### Task directions:
Extract all lines that hold "documents" from the records below.

START Stored data

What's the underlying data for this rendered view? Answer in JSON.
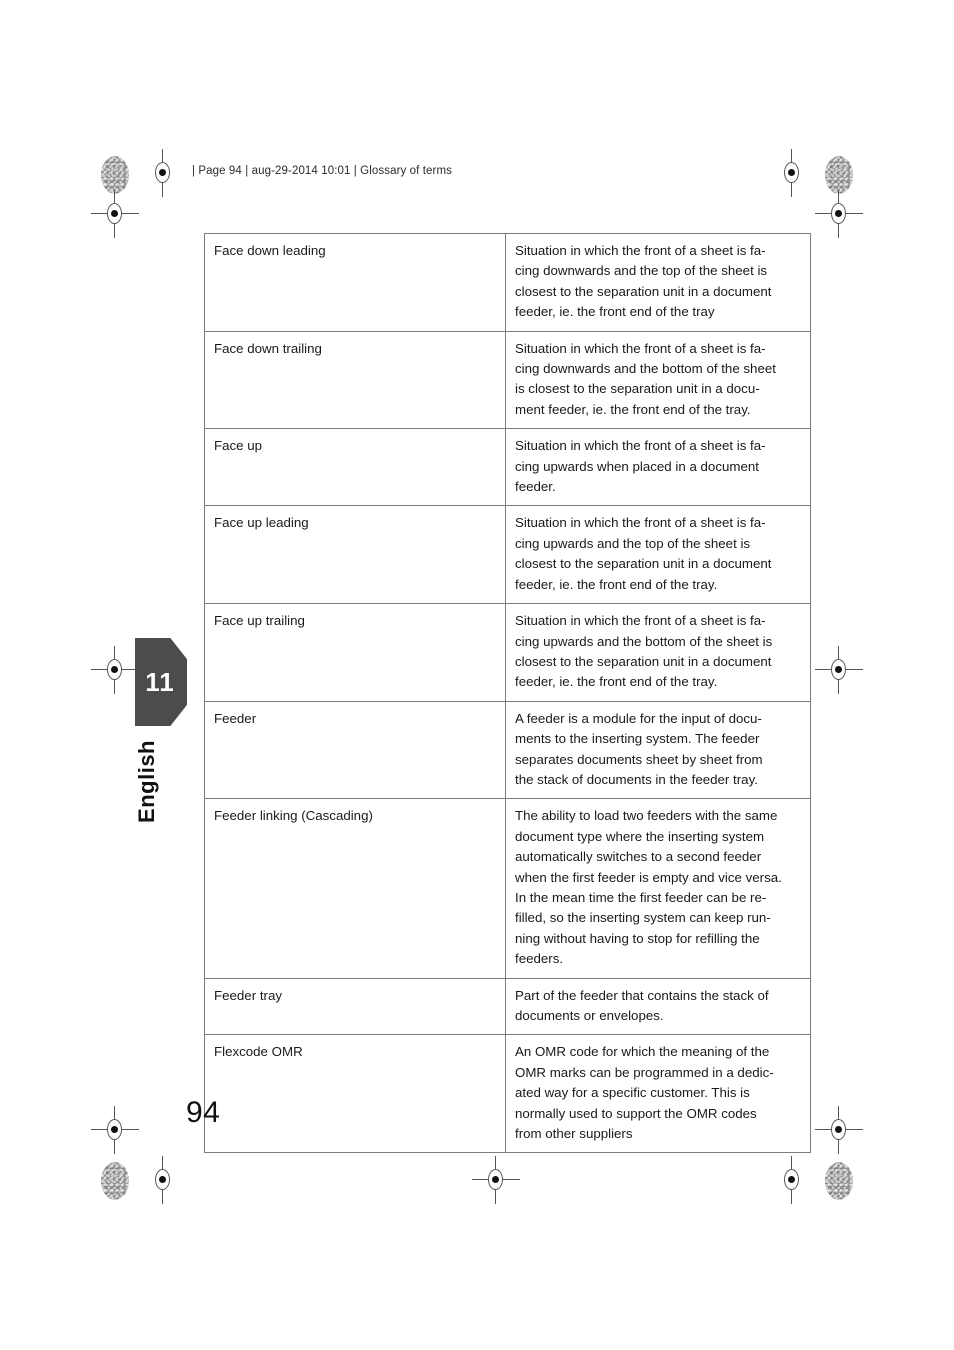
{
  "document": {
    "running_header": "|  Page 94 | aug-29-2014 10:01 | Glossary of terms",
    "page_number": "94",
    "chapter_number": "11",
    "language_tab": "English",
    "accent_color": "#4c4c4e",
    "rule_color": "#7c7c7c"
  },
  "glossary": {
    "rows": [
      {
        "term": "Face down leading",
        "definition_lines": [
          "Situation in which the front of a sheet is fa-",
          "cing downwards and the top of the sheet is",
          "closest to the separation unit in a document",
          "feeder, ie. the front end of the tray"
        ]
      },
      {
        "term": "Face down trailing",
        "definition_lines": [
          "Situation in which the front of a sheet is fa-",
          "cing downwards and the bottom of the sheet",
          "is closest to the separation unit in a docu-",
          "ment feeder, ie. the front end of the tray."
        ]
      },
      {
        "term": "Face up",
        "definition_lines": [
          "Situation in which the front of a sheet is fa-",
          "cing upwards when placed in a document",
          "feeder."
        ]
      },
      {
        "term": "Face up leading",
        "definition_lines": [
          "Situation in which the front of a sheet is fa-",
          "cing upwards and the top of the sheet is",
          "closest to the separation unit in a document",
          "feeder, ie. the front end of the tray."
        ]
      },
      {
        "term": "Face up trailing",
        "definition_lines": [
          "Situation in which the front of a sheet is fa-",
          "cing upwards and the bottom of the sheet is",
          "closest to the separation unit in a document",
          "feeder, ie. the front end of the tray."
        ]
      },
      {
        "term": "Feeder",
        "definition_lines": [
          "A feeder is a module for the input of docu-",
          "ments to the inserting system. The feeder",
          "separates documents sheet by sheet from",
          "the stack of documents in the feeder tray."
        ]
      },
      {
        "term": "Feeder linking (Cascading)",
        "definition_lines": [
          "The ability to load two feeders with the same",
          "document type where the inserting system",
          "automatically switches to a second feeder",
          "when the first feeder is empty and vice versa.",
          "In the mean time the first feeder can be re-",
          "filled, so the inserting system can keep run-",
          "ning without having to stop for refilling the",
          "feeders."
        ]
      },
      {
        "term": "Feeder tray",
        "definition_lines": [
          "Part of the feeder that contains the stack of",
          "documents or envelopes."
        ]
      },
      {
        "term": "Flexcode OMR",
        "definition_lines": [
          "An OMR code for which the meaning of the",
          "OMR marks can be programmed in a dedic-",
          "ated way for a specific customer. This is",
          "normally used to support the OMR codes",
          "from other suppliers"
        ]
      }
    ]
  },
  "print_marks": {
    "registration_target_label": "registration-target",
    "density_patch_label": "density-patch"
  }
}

END Stored data
START Stored data

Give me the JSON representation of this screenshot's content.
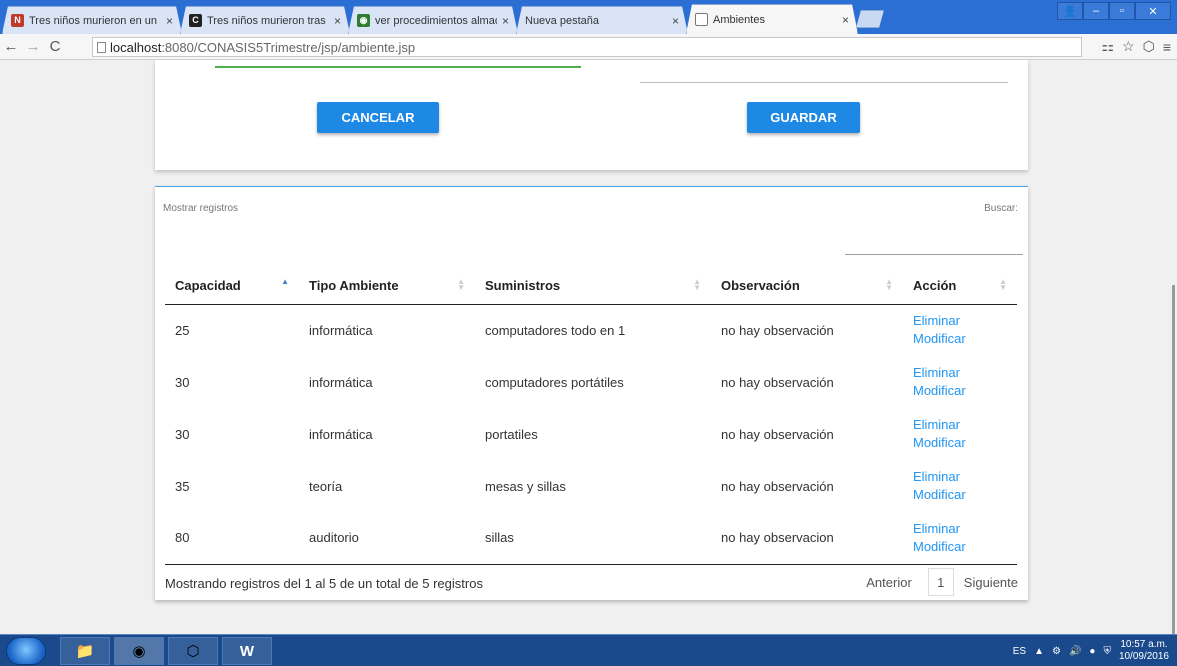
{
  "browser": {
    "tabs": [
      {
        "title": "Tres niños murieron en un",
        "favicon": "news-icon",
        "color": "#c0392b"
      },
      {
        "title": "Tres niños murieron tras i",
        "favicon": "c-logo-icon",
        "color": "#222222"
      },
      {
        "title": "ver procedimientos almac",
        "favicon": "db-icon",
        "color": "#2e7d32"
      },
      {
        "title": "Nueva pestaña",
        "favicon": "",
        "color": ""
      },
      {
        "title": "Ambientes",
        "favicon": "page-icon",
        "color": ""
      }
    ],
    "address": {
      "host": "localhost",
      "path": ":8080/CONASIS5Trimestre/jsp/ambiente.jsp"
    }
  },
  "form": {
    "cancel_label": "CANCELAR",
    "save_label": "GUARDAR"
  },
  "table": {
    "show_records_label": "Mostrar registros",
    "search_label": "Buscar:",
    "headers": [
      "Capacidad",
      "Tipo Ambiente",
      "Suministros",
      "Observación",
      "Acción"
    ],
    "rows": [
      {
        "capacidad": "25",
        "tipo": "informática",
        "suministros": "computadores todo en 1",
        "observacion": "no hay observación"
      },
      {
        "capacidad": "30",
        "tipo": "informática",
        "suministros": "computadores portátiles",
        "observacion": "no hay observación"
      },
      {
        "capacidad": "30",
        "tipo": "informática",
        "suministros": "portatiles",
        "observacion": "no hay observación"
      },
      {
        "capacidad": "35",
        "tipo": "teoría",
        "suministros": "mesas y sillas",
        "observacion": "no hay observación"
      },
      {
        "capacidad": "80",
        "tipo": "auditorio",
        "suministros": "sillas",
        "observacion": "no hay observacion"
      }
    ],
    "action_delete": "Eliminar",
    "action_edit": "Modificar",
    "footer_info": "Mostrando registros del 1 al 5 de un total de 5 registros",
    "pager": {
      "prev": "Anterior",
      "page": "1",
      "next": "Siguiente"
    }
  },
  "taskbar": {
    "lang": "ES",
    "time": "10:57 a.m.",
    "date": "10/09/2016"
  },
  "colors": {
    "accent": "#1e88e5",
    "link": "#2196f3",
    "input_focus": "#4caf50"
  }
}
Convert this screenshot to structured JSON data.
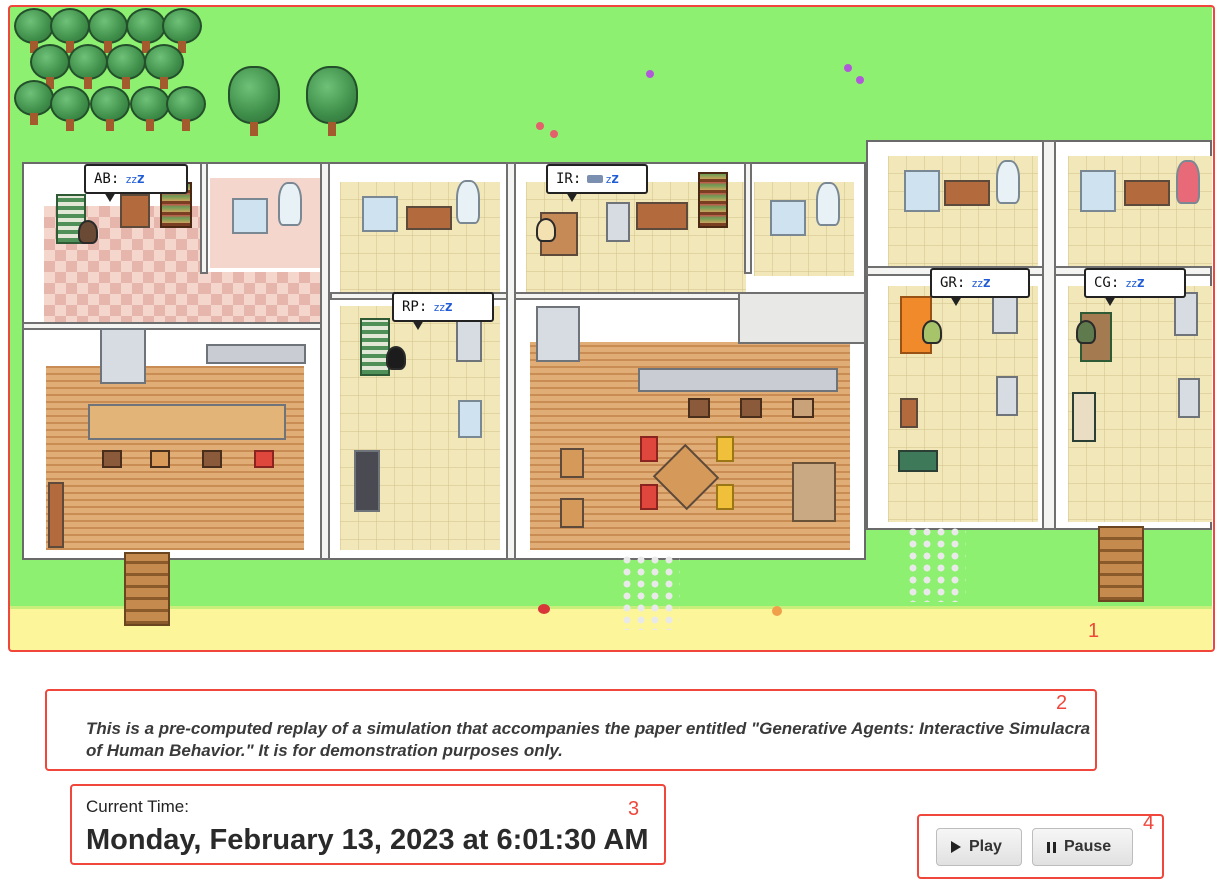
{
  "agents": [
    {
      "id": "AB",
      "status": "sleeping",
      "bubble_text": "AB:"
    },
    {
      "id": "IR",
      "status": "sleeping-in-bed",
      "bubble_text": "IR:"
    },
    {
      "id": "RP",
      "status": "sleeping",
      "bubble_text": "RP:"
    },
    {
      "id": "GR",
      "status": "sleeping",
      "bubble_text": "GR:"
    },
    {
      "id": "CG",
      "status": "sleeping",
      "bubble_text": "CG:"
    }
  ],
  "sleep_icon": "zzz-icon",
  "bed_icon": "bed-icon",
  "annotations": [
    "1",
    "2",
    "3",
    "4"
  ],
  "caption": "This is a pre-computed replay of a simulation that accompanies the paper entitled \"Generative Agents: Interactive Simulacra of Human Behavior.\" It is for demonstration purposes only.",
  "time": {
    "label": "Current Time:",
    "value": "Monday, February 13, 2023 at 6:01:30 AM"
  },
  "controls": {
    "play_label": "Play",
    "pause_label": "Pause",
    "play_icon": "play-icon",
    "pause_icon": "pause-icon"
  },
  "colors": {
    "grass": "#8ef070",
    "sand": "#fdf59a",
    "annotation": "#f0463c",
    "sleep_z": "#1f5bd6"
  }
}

END Stored data

### Result of the exercise:
          "separates documents sheet by sheet from",
          "the stack of documents in the feeder tray."
          "documents or envelopes."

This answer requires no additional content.